Set exercise ▸ Output nothing but the number of lines that include the word "when".

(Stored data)
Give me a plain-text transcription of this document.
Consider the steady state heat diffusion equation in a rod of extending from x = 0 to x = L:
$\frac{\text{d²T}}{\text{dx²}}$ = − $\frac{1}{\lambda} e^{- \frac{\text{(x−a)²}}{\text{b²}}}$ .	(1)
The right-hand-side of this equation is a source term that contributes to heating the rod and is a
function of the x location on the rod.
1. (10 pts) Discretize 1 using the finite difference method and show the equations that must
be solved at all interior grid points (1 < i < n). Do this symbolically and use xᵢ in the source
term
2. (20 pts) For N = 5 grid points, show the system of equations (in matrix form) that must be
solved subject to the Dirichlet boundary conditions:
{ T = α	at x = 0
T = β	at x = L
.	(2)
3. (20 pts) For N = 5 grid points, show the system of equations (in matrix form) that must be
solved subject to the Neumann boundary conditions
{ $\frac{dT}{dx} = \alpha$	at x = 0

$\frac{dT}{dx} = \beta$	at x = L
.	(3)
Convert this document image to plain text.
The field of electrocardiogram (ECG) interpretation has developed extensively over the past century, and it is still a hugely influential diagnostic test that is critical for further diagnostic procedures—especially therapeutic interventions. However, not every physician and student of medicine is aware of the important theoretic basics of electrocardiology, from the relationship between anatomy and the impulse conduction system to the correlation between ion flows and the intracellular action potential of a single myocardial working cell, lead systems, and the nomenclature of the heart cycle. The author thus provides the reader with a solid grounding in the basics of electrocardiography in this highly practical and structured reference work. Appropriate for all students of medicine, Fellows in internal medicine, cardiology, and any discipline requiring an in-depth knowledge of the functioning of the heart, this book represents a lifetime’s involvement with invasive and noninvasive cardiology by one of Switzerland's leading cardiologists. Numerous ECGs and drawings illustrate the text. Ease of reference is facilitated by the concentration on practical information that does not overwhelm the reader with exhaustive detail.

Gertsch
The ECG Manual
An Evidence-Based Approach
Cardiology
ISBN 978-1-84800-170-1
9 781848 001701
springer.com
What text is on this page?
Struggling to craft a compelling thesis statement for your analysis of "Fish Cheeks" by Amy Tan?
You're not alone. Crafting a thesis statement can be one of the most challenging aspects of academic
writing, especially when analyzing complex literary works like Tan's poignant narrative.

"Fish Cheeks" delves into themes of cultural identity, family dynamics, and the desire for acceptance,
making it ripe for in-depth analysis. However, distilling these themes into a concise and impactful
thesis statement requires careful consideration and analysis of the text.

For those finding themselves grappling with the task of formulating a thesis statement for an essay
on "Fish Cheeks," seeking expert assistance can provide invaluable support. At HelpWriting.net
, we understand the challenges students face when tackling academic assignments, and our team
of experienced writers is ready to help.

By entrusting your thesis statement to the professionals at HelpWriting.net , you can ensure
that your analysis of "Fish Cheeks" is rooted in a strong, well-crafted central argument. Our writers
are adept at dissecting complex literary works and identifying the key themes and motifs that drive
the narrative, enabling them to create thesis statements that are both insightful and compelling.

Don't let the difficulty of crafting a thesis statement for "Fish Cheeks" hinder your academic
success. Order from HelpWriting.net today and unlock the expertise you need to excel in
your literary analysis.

Output of the exercise ▸ 2